INSTRUCTION
Can all of these lines be returned exactly?

[Records excerpted from a collection]
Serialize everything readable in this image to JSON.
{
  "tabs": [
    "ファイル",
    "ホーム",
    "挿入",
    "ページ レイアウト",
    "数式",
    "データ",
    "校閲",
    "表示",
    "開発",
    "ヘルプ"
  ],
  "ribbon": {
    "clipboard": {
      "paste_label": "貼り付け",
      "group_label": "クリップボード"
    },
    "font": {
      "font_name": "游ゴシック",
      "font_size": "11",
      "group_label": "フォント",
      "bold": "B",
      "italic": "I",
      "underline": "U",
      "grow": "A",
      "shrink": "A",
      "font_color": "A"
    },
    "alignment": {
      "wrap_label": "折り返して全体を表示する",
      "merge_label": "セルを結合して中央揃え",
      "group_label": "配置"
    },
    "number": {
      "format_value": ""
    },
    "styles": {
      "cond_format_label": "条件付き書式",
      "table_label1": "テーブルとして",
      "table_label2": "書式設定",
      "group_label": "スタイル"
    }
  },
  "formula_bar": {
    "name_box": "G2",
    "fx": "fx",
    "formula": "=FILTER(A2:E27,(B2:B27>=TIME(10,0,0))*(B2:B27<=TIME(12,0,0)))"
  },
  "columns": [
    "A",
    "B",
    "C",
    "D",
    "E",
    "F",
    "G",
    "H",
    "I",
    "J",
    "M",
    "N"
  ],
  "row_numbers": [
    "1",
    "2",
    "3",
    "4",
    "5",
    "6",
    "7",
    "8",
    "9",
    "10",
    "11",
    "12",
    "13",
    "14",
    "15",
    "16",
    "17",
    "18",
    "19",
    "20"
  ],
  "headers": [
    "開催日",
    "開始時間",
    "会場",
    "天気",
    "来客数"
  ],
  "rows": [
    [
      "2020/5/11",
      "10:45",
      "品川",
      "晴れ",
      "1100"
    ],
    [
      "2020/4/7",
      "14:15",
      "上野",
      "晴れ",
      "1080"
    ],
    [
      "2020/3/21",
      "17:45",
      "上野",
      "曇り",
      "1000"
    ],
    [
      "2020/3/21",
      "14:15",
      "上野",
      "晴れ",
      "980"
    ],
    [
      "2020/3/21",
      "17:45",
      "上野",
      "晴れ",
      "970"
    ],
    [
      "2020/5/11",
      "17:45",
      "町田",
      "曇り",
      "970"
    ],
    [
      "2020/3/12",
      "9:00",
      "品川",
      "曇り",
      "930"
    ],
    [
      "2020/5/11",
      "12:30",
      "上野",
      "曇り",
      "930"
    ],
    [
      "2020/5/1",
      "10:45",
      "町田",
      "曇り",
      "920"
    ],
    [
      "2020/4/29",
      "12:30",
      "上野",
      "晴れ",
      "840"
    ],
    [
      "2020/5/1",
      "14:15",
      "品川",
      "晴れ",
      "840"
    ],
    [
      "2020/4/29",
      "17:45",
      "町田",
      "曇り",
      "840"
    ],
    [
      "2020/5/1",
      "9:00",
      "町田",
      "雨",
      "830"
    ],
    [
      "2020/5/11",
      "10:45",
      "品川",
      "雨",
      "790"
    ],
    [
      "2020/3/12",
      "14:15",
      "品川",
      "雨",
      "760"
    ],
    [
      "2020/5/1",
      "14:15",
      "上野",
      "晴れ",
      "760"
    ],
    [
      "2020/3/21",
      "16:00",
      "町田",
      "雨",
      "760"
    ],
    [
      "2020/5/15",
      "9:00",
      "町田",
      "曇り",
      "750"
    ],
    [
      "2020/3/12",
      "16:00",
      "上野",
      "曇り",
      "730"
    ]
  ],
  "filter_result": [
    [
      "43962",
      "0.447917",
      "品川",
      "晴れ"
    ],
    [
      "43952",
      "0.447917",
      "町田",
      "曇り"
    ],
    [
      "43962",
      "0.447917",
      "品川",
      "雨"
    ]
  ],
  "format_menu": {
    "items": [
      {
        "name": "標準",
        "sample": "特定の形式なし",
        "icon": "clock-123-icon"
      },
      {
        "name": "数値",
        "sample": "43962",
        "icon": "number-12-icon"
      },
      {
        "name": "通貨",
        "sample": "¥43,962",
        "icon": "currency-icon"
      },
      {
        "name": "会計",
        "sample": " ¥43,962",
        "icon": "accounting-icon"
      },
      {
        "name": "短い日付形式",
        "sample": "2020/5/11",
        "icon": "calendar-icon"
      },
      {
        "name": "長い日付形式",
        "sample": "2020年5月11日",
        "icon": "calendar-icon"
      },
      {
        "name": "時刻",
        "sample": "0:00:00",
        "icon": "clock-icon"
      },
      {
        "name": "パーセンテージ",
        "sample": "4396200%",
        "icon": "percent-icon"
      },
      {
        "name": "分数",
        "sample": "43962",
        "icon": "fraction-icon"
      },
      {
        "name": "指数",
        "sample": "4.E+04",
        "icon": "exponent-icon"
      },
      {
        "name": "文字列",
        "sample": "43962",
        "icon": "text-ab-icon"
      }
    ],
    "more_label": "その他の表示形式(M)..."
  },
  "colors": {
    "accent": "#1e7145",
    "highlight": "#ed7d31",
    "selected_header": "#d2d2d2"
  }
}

SOLUTION TO THIS TASK
Serialize everything readable in this image to JSON.
{
  "tabs": [
    "ファイル",
    "ホーム",
    "挿入",
    "ページ レイアウト",
    "数式",
    "データ",
    "校閲",
    "表示",
    "開発",
    "ヘルプ"
  ],
  "ribbon": {
    "clipboard": {
      "paste_label": "貼り付け",
      "group_label": "クリップボード"
    },
    "font": {
      "font_name": "游ゴシック",
      "font_size": "11",
      "group_label": "フォント",
      "bold": "B",
      "italic": "I",
      "underline": "U",
      "grow": "A",
      "shrink": "A",
      "font_color": "A"
    },
    "alignment": {
      "wrap_label": "折り返して全体を表示する",
      "merge_label": "セルを結合して中央揃え",
      "group_label": "配置"
    },
    "number": {
      "format_value": ""
    },
    "styles": {
      "cond_format_label": "条件付き書式",
      "table_label1": "テーブルとして",
      "table_label2": "書式設定",
      "group_label": "スタイル"
    }
  },
  "formula_bar": {
    "name_box": "G2",
    "fx": "fx",
    "formula": "=FILTER(A2:E27,(B2:B27>=TIME(10,0,0))*(B2:B27<=TIME(12,0,0)))"
  },
  "columns": [
    "A",
    "B",
    "C",
    "D",
    "E",
    "F",
    "G",
    "H",
    "I",
    "J",
    "M",
    "N"
  ],
  "row_numbers": [
    "1",
    "2",
    "3",
    "4",
    "5",
    "6",
    "7",
    "8",
    "9",
    "10",
    "11",
    "12",
    "13",
    "14",
    "15",
    "16",
    "17",
    "18",
    "19",
    "20"
  ],
  "headers": [
    "開催日",
    "開始時間",
    "会場",
    "天気",
    "来客数"
  ],
  "rows": [
    [
      "2020/5/11",
      "10:45",
      "品川",
      "晴れ",
      "1100"
    ],
    [
      "2020/4/7",
      "14:15",
      "上野",
      "晴れ",
      "1080"
    ],
    [
      "2020/3/21",
      "17:45",
      "上野",
      "曇り",
      "1000"
    ],
    [
      "2020/3/21",
      "14:15",
      "上野",
      "晴れ",
      "980"
    ],
    [
      "2020/3/21",
      "17:45",
      "上野",
      "晴れ",
      "970"
    ],
    [
      "2020/5/11",
      "17:45",
      "町田",
      "曇り",
      "970"
    ],
    [
      "2020/3/12",
      "9:00",
      "品川",
      "曇り",
      "930"
    ],
    [
      "2020/5/11",
      "12:30",
      "上野",
      "曇り",
      "930"
    ],
    [
      "2020/5/1",
      "10:45",
      "町田",
      "曇り",
      "920"
    ],
    [
      "2020/4/29",
      "12:30",
      "上野",
      "晴れ",
      "840"
    ],
    [
      "2020/5/1",
      "14:15",
      "品川",
      "晴れ",
      "840"
    ],
    [
      "2020/4/29",
      "17:45",
      "町田",
      "曇り",
      "840"
    ],
    [
      "2020/5/1",
      "9:00",
      "町田",
      "雨",
      "830"
    ],
    [
      "2020/5/11",
      "10:45",
      "品川",
      "雨",
      "790"
    ],
    [
      "2020/3/12",
      "14:15",
      "品川",
      "雨",
      "760"
    ],
    [
      "2020/5/1",
      "14:15",
      "上野",
      "晴れ",
      "760"
    ],
    [
      "2020/3/21",
      "16:00",
      "町田",
      "雨",
      "760"
    ],
    [
      "2020/5/15",
      "9:00",
      "町田",
      "曇り",
      "750"
    ],
    [
      "2020/3/12",
      "16:00",
      "上野",
      "曇り",
      "730"
    ]
  ],
  "filter_result": [
    [
      "43962",
      "0.447917",
      "品川",
      "晴れ"
    ],
    [
      "43952",
      "0.447917",
      "町田",
      "曇り"
    ],
    [
      "43962",
      "0.447917",
      "品川",
      "雨"
    ]
  ],
  "format_menu": {
    "items": [
      {
        "name": "標準",
        "sample": "特定の形式なし",
        "icon": "clock-123-icon"
      },
      {
        "name": "数値",
        "sample": "43962",
        "icon": "number-12-icon"
      },
      {
        "name": "通貨",
        "sample": "¥43,962",
        "icon": "currency-icon"
      },
      {
        "name": "会計",
        "sample": " ¥43,962",
        "icon": "accounting-icon"
      },
      {
        "name": "短い日付形式",
        "sample": "2020/5/11",
        "icon": "calendar-icon"
      },
      {
        "name": "長い日付形式",
        "sample": "2020年5月11日",
        "icon": "calendar-icon"
      },
      {
        "name": "時刻",
        "sample": "0:00:00",
        "icon": "clock-icon"
      },
      {
        "name": "パーセンテージ",
        "sample": "4396200%",
        "icon": "percent-icon"
      },
      {
        "name": "分数",
        "sample": "43962",
        "icon": "fraction-icon"
      },
      {
        "name": "指数",
        "sample": "4.E+04",
        "icon": "exponent-icon"
      },
      {
        "name": "文字列",
        "sample": "43962",
        "icon": "text-ab-icon"
      }
    ],
    "more_label": "その他の表示形式(M)..."
  },
  "colors": {
    "accent": "#1e7145",
    "highlight": "#ed7d31",
    "selected_header": "#d2d2d2"
  }
}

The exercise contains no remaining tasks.